**TASK GOAL**: Search the records below for the word "Index" and show every line where it occurs.

**GIVEN DATA**:

################

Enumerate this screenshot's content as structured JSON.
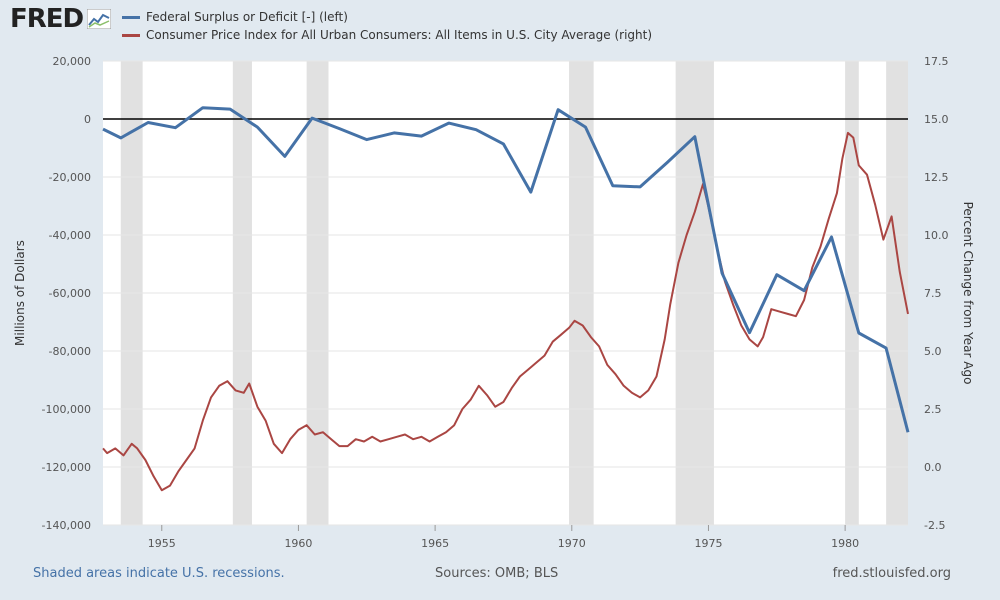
{
  "brand": {
    "name": "FRED"
  },
  "legend": [
    {
      "label": "Federal Surplus or Deficit [-] (left)",
      "color": "#4572a7"
    },
    {
      "label": "Consumer Price Index for All Urban Consumers: All Items in U.S. City Average (right)",
      "color": "#aa4643"
    }
  ],
  "footer": {
    "recession_note": "Shaded areas indicate U.S. recessions.",
    "sources": "Sources: OMB; BLS",
    "site": "fred.stlouisfed.org"
  },
  "chart_data": {
    "type": "line",
    "xlim": [
      1952.85,
      1982.3
    ],
    "x_ticks": [
      1955,
      1960,
      1965,
      1970,
      1975,
      1980
    ],
    "y_left": {
      "label": "Millions of Dollars",
      "range": [
        -140000,
        20000
      ],
      "ticks": [
        20000,
        0,
        -20000,
        -40000,
        -60000,
        -80000,
        -100000,
        -120000,
        -140000
      ],
      "tick_labels": [
        "20,000",
        "0",
        "-20,000",
        "-40,000",
        "-60,000",
        "-80,000",
        "-100,000",
        "-120,000",
        "-140,000"
      ]
    },
    "y_right": {
      "label": "Percent Change from Year Ago",
      "range": [
        -2.5,
        17.5
      ],
      "ticks": [
        17.5,
        15.0,
        12.5,
        10.0,
        7.5,
        5.0,
        2.5,
        0.0,
        -2.5
      ],
      "tick_labels": [
        "17.5",
        "15.0",
        "12.5",
        "10.0",
        "7.5",
        "5.0",
        "2.5",
        "0.0",
        "-2.5"
      ]
    },
    "zero_line_left": 0,
    "grid": true,
    "recessions": [
      [
        1953.5,
        1954.3
      ],
      [
        1957.6,
        1958.3
      ],
      [
        1960.3,
        1961.1
      ],
      [
        1969.9,
        1970.8
      ],
      [
        1973.8,
        1975.2
      ],
      [
        1980.0,
        1980.5
      ],
      [
        1981.5,
        1982.3
      ]
    ],
    "series": [
      {
        "name": "Federal Surplus or Deficit [-] (left)",
        "axis": "left",
        "color": "#4572a7",
        "x": [
          1952.85,
          1953.5,
          1954.5,
          1955.5,
          1956.5,
          1957.5,
          1958.5,
          1959.5,
          1960.5,
          1961.5,
          1962.5,
          1963.5,
          1964.5,
          1965.5,
          1966.5,
          1967.5,
          1968.5,
          1969.5,
          1970.5,
          1971.5,
          1972.5,
          1973.5,
          1974.5,
          1975.5,
          1976.5,
          1977.5,
          1978.5,
          1979.5,
          1980.5,
          1981.5,
          1982.3
        ],
        "values": [
          -3500,
          -6500,
          -1200,
          -3000,
          3900,
          3400,
          -2800,
          -12900,
          300,
          -3300,
          -7100,
          -4800,
          -5900,
          -1400,
          -3700,
          -8600,
          -25200,
          3200,
          -2800,
          -23000,
          -23400,
          -14900,
          -6100,
          -53200,
          -73700,
          -53700,
          -59200,
          -40700,
          -73800,
          -79000,
          -108000
        ]
      },
      {
        "name": "Consumer Price Index for All Urban Consumers: All Items in U.S. City Average (right)",
        "axis": "right",
        "color": "#aa4643",
        "x": [
          1952.85,
          1953.0,
          1953.3,
          1953.6,
          1953.9,
          1954.1,
          1954.4,
          1954.7,
          1955.0,
          1955.3,
          1955.6,
          1955.9,
          1956.2,
          1956.5,
          1956.8,
          1957.1,
          1957.4,
          1957.7,
          1958.0,
          1958.2,
          1958.5,
          1958.8,
          1959.1,
          1959.4,
          1959.7,
          1960.0,
          1960.3,
          1960.6,
          1960.9,
          1961.2,
          1961.5,
          1961.8,
          1962.1,
          1962.4,
          1962.7,
          1963.0,
          1963.3,
          1963.6,
          1963.9,
          1964.2,
          1964.5,
          1964.8,
          1965.1,
          1965.4,
          1965.7,
          1966.0,
          1966.3,
          1966.6,
          1966.9,
          1967.2,
          1967.5,
          1967.8,
          1968.1,
          1968.4,
          1968.7,
          1969.0,
          1969.3,
          1969.6,
          1969.9,
          1970.1,
          1970.4,
          1970.7,
          1971.0,
          1971.3,
          1971.6,
          1971.9,
          1972.2,
          1972.5,
          1972.8,
          1973.1,
          1973.4,
          1973.6,
          1973.9,
          1974.2,
          1974.5,
          1974.8,
          1975.0,
          1975.3,
          1975.6,
          1975.9,
          1976.2,
          1976.5,
          1976.8,
          1977.0,
          1977.3,
          1977.6,
          1977.9,
          1978.2,
          1978.5,
          1978.8,
          1979.1,
          1979.4,
          1979.7,
          1979.9,
          1980.1,
          1980.3,
          1980.5,
          1980.8,
          1981.1,
          1981.4,
          1981.7,
          1982.0,
          1982.3
        ],
        "values": [
          0.8,
          0.6,
          0.8,
          0.5,
          1.0,
          0.8,
          0.3,
          -0.4,
          -1.0,
          -0.8,
          -0.2,
          0.3,
          0.8,
          2.0,
          3.0,
          3.5,
          3.7,
          3.3,
          3.2,
          3.6,
          2.6,
          2.0,
          1.0,
          0.6,
          1.2,
          1.6,
          1.8,
          1.4,
          1.5,
          1.2,
          0.9,
          0.9,
          1.2,
          1.1,
          1.3,
          1.1,
          1.2,
          1.3,
          1.4,
          1.2,
          1.3,
          1.1,
          1.3,
          1.5,
          1.8,
          2.5,
          2.9,
          3.5,
          3.1,
          2.6,
          2.8,
          3.4,
          3.9,
          4.2,
          4.5,
          4.8,
          5.4,
          5.7,
          6.0,
          6.3,
          6.1,
          5.6,
          5.2,
          4.4,
          4.0,
          3.5,
          3.2,
          3.0,
          3.3,
          3.9,
          5.5,
          7.0,
          8.8,
          10.0,
          11.0,
          12.2,
          11.2,
          9.5,
          8.0,
          7.0,
          6.1,
          5.5,
          5.2,
          5.6,
          6.8,
          6.7,
          6.6,
          6.5,
          7.2,
          8.6,
          9.5,
          10.7,
          11.8,
          13.3,
          14.4,
          14.2,
          13.0,
          12.6,
          11.3,
          9.8,
          10.8,
          8.4,
          6.6
        ]
      }
    ]
  }
}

################

**ANSWER TO THE PROBLEM**:
      "label": "Consumer Price Index for All Urban Consumers: All Items in U.S. City Average (right)",
        "name": "Consumer Price Index for All Urban Consumers: All Items in U.S. City Average (right)",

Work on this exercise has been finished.